◆ MATERIAL FOR THE TASK:
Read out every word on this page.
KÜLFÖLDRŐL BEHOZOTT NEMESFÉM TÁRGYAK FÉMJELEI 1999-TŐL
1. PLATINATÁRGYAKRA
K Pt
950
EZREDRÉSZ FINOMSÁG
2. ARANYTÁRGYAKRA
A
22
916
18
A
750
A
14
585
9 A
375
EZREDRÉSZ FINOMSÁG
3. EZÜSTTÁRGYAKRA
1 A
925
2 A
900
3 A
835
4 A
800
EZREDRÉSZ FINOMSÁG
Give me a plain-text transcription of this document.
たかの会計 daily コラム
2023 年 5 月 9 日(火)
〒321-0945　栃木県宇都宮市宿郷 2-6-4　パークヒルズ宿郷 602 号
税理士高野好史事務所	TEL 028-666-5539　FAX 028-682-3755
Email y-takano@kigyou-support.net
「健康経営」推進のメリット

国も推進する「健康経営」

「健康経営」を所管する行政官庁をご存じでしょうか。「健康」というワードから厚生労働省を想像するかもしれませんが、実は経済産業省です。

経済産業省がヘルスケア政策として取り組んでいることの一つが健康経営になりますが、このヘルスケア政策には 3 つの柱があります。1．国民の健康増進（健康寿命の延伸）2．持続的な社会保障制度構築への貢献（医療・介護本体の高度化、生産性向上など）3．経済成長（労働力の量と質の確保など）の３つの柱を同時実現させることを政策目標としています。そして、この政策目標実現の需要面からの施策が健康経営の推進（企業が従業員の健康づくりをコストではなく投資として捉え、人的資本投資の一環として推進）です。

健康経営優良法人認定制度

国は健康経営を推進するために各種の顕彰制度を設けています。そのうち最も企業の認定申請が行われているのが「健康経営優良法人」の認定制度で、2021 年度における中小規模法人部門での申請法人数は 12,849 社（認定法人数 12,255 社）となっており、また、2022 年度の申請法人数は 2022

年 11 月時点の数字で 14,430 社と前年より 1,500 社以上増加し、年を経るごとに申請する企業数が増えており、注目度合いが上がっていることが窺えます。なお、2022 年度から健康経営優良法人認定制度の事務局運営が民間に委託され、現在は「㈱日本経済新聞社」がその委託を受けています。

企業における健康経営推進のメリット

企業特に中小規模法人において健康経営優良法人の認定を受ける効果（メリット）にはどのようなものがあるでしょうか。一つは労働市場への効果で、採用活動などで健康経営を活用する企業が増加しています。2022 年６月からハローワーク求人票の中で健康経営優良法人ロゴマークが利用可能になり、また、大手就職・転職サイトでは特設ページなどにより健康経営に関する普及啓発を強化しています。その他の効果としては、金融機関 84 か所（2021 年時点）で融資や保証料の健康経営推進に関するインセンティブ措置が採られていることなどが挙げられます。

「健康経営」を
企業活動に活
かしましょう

◆ PROBLEM TO WORK ON:
Looking at the listing above, count the lines that contain "this" and give nothing but the number.

◆ EXERCISE OUTPUT:
2